**Written instruction**
Reproduce all lines of the listing below in which the word "Gain" occurs.

[Structured figure records]
++++
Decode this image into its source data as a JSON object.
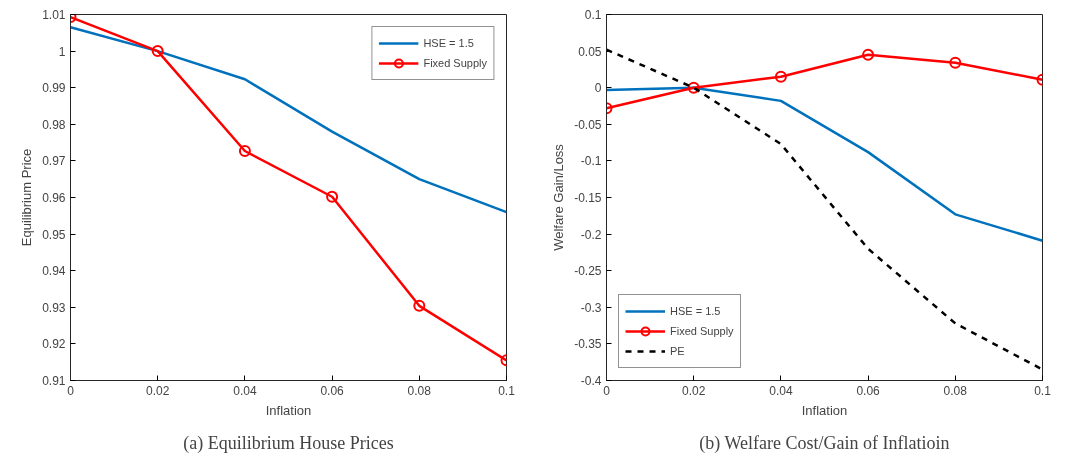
{
  "chart_data": [
    {
      "type": "line",
      "title": "(a) Equilibrium House Prices",
      "xlabel": "Inflation",
      "ylabel": "Equilibrium Price",
      "x": [
        0,
        0.02,
        0.04,
        0.06,
        0.08,
        0.1
      ],
      "xlim": [
        0,
        0.1
      ],
      "xticks": [
        0,
        0.02,
        0.04,
        0.06,
        0.08,
        0.1
      ],
      "ylim": [
        0.91,
        1.01
      ],
      "yticks": [
        0.91,
        0.92,
        0.93,
        0.94,
        0.95,
        0.96,
        0.97,
        0.98,
        0.99,
        1,
        1.01
      ],
      "grid": false,
      "legend": "top right",
      "series": [
        {
          "name": "HSE = 1.5",
          "color": "#0072bd",
          "values": [
            1.0065,
            1.0,
            0.9923,
            0.978,
            0.965,
            0.956
          ],
          "marker": "none",
          "line_style": "solid"
        },
        {
          "name": "Fixed Supply",
          "color": "#ff0000",
          "values": [
            1.0093,
            1.0,
            0.9727,
            0.9602,
            0.9304,
            0.9155
          ],
          "marker": "circle",
          "line_style": "solid"
        }
      ]
    },
    {
      "type": "line",
      "title": "(b) Welfare Cost/Gain of Inflatioin",
      "xlabel": "Inflation",
      "ylabel": "Welfare Gain/Loss",
      "x": [
        0,
        0.02,
        0.04,
        0.06,
        0.08,
        0.1
      ],
      "xlim": [
        0,
        0.1
      ],
      "xticks": [
        0,
        0.02,
        0.04,
        0.06,
        0.08,
        0.1
      ],
      "ylim": [
        -0.4,
        0.1
      ],
      "yticks": [
        -0.4,
        -0.35,
        -0.3,
        -0.25,
        -0.2,
        -0.15,
        -0.1,
        -0.05,
        0,
        0.05,
        0.1
      ],
      "grid": false,
      "legend": "bottom left",
      "series": [
        {
          "name": "HSE = 1.5",
          "color": "#0072bd",
          "values": [
            -0.003,
            0,
            -0.018,
            -0.088,
            -0.173,
            -0.209
          ],
          "marker": "none",
          "line_style": "solid"
        },
        {
          "name": "Fixed Supply",
          "color": "#ff0000",
          "values": [
            -0.028,
            0,
            0.015,
            0.045,
            0.034,
            0.011
          ],
          "marker": "circle",
          "line_style": "solid"
        },
        {
          "name": "PE",
          "color": "#000000",
          "values": [
            0.052,
            0,
            -0.077,
            -0.22,
            -0.322,
            -0.385
          ],
          "marker": "none",
          "line_style": "dashed"
        }
      ]
    }
  ]
}
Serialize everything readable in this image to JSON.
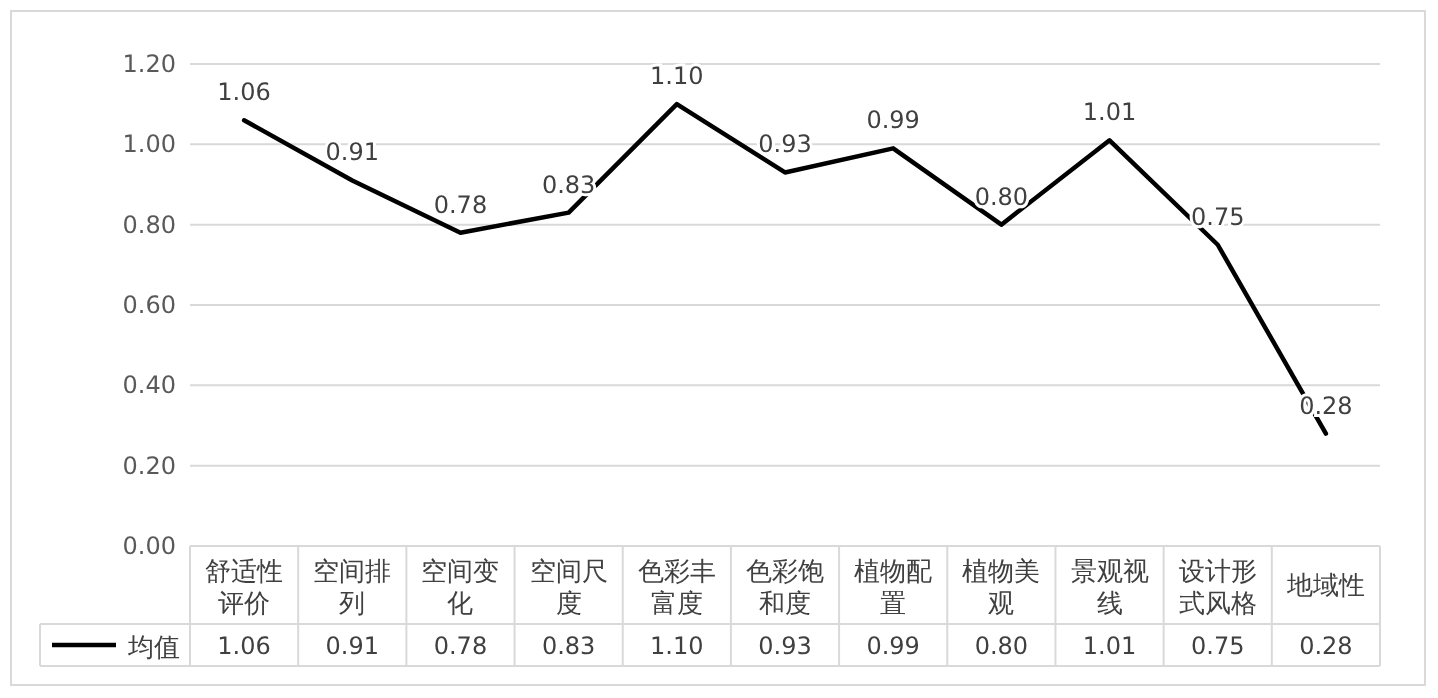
{
  "chart_data": {
    "type": "line",
    "categories": [
      "舒适性评价",
      "空间排列",
      "空间变化",
      "空间尺度",
      "色彩丰富度",
      "色彩饱和度",
      "植物配置",
      "植物美观",
      "景观视线",
      "设计形式风格",
      "地域性"
    ],
    "series": [
      {
        "name": "均值",
        "color": "#000000",
        "values": [
          1.06,
          0.91,
          0.78,
          0.83,
          1.1,
          0.93,
          0.99,
          0.8,
          1.01,
          0.75,
          0.28
        ],
        "value_labels": [
          "1.06",
          "0.91",
          "0.78",
          "0.83",
          "1.10",
          "0.93",
          "0.99",
          "0.80",
          "1.01",
          "0.75",
          "0.28"
        ]
      }
    ],
    "ylim": [
      0,
      1.2
    ],
    "yticks": [
      {
        "value": 0,
        "label": "0.00"
      },
      {
        "value": 0.2,
        "label": "0.20"
      },
      {
        "value": 0.4,
        "label": "0.40"
      },
      {
        "value": 0.6,
        "label": "0.60"
      },
      {
        "value": 0.8,
        "label": "0.80"
      },
      {
        "value": 1.0,
        "label": "1.00"
      },
      {
        "value": 1.2,
        "label": "1.20"
      }
    ],
    "grid": "y",
    "legend": "bottom",
    "marker": "none",
    "line_style": "solid"
  }
}
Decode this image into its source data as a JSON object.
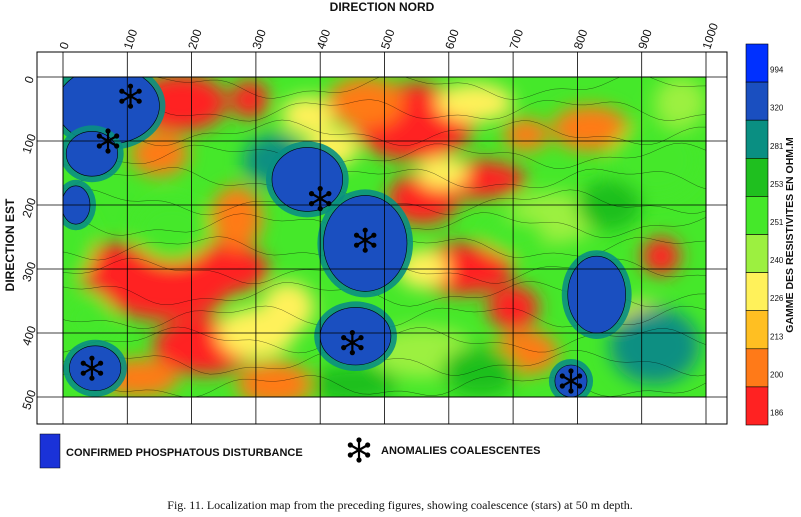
++++
**Solution to the problem**
      "title": "(b) Welfare Cost/Gain of Inflatioin",
      "ylabel": "Welfare Gain/Loss",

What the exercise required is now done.